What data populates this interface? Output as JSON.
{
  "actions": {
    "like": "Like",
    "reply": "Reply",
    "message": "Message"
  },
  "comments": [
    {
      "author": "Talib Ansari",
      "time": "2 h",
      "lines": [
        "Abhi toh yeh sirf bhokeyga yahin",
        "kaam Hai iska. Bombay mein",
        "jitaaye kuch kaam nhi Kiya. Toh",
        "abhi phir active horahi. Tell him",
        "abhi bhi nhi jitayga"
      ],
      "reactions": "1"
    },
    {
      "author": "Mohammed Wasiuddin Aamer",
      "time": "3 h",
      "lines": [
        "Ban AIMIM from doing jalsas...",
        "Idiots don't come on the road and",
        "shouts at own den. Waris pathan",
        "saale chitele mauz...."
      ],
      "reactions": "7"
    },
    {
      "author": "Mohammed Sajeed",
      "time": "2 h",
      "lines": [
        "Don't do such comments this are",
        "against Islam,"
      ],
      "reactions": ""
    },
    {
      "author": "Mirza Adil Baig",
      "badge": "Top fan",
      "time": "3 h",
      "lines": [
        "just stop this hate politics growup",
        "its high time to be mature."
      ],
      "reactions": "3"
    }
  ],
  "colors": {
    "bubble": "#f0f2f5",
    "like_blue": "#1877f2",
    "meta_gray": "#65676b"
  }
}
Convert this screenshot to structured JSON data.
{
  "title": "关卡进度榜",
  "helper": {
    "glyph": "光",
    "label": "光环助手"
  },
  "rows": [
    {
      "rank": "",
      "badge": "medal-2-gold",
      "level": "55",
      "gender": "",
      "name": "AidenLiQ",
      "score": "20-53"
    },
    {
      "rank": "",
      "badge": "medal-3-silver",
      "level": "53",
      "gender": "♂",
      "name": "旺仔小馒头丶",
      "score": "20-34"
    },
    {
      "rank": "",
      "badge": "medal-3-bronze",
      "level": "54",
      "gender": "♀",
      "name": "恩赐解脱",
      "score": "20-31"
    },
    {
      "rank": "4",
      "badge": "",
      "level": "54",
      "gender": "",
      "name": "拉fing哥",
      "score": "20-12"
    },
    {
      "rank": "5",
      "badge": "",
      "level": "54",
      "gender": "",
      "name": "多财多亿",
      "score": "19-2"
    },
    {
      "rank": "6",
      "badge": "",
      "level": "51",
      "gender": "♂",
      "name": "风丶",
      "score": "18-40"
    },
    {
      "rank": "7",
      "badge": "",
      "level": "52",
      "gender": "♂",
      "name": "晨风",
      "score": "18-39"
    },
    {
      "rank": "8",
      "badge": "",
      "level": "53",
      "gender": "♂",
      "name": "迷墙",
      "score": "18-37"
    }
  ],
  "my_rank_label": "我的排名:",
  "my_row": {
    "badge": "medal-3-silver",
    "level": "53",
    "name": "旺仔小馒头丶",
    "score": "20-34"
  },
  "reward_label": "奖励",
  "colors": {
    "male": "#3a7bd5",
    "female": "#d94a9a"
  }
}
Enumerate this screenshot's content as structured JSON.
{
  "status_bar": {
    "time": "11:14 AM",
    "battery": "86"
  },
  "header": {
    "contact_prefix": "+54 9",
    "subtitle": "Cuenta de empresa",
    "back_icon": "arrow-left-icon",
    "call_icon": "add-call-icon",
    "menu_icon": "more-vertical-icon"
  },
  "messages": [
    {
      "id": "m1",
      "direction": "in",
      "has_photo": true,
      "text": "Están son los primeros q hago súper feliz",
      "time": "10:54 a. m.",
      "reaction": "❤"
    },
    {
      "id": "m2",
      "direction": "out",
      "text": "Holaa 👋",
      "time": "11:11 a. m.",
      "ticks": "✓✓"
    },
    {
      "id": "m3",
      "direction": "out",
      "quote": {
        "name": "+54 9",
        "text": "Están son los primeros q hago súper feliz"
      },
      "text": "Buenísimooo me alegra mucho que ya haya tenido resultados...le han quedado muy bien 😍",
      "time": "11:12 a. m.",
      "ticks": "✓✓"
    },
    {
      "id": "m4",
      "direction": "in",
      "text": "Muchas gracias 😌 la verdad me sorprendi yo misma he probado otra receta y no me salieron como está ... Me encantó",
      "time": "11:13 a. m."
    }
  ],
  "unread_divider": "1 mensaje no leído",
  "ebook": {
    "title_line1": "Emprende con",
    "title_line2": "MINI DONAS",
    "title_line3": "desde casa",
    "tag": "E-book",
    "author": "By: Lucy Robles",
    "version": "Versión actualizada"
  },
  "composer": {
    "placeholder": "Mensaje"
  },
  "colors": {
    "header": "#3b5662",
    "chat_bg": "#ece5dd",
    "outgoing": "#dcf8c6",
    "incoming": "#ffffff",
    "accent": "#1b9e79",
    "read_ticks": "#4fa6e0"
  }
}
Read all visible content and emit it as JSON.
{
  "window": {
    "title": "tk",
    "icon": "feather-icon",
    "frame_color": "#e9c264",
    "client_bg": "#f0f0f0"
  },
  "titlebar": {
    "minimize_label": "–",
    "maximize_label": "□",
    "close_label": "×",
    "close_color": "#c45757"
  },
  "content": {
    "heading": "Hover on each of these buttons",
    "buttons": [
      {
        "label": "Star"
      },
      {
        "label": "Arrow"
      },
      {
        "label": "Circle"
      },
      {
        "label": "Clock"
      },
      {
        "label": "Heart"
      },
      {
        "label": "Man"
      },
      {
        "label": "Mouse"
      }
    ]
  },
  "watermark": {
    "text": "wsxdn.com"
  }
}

Stated problem:
Transcribe all of the material exactly. Omit nothing.

Complete answer:
What data populates this interface? Output as JSON.
{
  "actions": {
    "like": "Like",
    "reply": "Reply",
    "message": "Message"
  },
  "comments": [
    {
      "author": "Talib Ansari",
      "time": "2 h",
      "lines": [
        "Abhi toh yeh sirf bhokeyga yahin",
        "kaam Hai iska. Bombay mein",
        "jitaaye kuch kaam nhi Kiya. Toh",
        "abhi phir active horahi. Tell him",
        "abhi bhi nhi jitayga"
      ],
      "reactions": "1"
    },
    {
      "author": "Mohammed Wasiuddin Aamer",
      "time": "3 h",
      "lines": [
        "Ban AIMIM from doing jalsas...",
        "Idiots don't come on the road and",
        "shouts at own den. Waris pathan",
        "saale chitele mauz...."
      ],
      "reactions": "7"
    },
    {
      "author": "Mohammed Sajeed",
      "time": "2 h",
      "lines": [
        "Don't do such comments this are",
        "against Islam,"
      ],
      "reactions": ""
    },
    {
      "author": "Mirza Adil Baig",
      "badge": "Top fan",
      "time": "3 h",
      "lines": [
        "just stop this hate politics growup",
        "its high time to be mature."
      ],
      "reactions": "3"
    }
  ],
  "colors": {
    "bubble": "#f0f2f5",
    "like_blue": "#1877f2",
    "meta_gray": "#65676b"
  }
}
Convert this screenshot to structured JSON data.
{
  "title": "关卡进度榜",
  "helper": {
    "glyph": "光",
    "label": "光环助手"
  },
  "rows": [
    {
      "rank": "",
      "badge": "medal-2-gold",
      "level": "55",
      "gender": "",
      "name": "AidenLiQ",
      "score": "20-53"
    },
    {
      "rank": "",
      "badge": "medal-3-silver",
      "level": "53",
      "gender": "♂",
      "name": "旺仔小馒头丶",
      "score": "20-34"
    },
    {
      "rank": "",
      "badge": "medal-3-bronze",
      "level": "54",
      "gender": "♀",
      "name": "恩赐解脱",
      "score": "20-31"
    },
    {
      "rank": "4",
      "badge": "",
      "level": "54",
      "gender": "",
      "name": "拉fing哥",
      "score": "20-12"
    },
    {
      "rank": "5",
      "badge": "",
      "level": "54",
      "gender": "",
      "name": "多财多亿",
      "score": "19-2"
    },
    {
      "rank": "6",
      "badge": "",
      "level": "51",
      "gender": "♂",
      "name": "风丶",
      "score": "18-40"
    },
    {
      "rank": "7",
      "badge": "",
      "level": "52",
      "gender": "♂",
      "name": "晨风",
      "score": "18-39"
    },
    {
      "rank": "8",
      "badge": "",
      "level": "53",
      "gender": "♂",
      "name": "迷墙",
      "score": "18-37"
    }
  ],
  "my_rank_label": "我的排名:",
  "my_row": {
    "badge": "medal-3-silver",
    "level": "53",
    "name": "旺仔小馒头丶",
    "score": "20-34"
  },
  "reward_label": "奖励",
  "colors": {
    "male": "#3a7bd5",
    "female": "#d94a9a"
  }
}
Enumerate this screenshot's content as structured JSON.
{
  "status_bar": {
    "time": "11:14 AM",
    "battery": "86"
  },
  "header": {
    "contact_prefix": "+54 9",
    "subtitle": "Cuenta de empresa",
    "back_icon": "arrow-left-icon",
    "call_icon": "add-call-icon",
    "menu_icon": "more-vertical-icon"
  },
  "messages": [
    {
      "id": "m1",
      "direction": "in",
      "has_photo": true,
      "text": "Están son los primeros q hago súper feliz",
      "time": "10:54 a. m.",
      "reaction": "❤"
    },
    {
      "id": "m2",
      "direction": "out",
      "text": "Holaa 👋",
      "time": "11:11 a. m.",
      "ticks": "✓✓"
    },
    {
      "id": "m3",
      "direction": "out",
      "quote": {
        "name": "+54 9",
        "text": "Están son los primeros q hago súper feliz"
      },
      "text": "Buenísimooo me alegra mucho que ya haya tenido resultados...le han quedado muy bien 😍",
      "time": "11:12 a. m.",
      "ticks": "✓✓"
    },
    {
      "id": "m4",
      "direction": "in",
      "text": "Muchas gracias 😌 la verdad me sorprendi yo misma he probado otra receta y no me salieron como está ... Me encantó",
      "time": "11:13 a. m."
    }
  ],
  "unread_divider": "1 mensaje no leído",
  "ebook": {
    "title_line1": "Emprende con",
    "title_line2": "MINI DONAS",
    "title_line3": "desde casa",
    "tag": "E-book",
    "author": "By: Lucy Robles",
    "version": "Versión actualizada"
  },
  "composer": {
    "placeholder": "Mensaje"
  },
  "colors": {
    "header": "#3b5662",
    "chat_bg": "#ece5dd",
    "outgoing": "#dcf8c6",
    "incoming": "#ffffff",
    "accent": "#1b9e79",
    "read_ticks": "#4fa6e0"
  }
}
Read all visible content and emit it as JSON.
{
  "window": {
    "title": "tk",
    "icon": "feather-icon",
    "frame_color": "#e9c264",
    "client_bg": "#f0f0f0"
  },
  "titlebar": {
    "minimize_label": "–",
    "maximize_label": "□",
    "close_label": "×",
    "close_color": "#c45757"
  },
  "content": {
    "heading": "Hover on each of these buttons",
    "buttons": [
      {
        "label": "Star"
      },
      {
        "label": "Arrow"
      },
      {
        "label": "Circle"
      },
      {
        "label": "Clock"
      },
      {
        "label": "Heart"
      },
      {
        "label": "Man"
      },
      {
        "label": "Mouse"
      }
    ]
  },
  "watermark": {
    "text": "wsxdn.com"
  }
}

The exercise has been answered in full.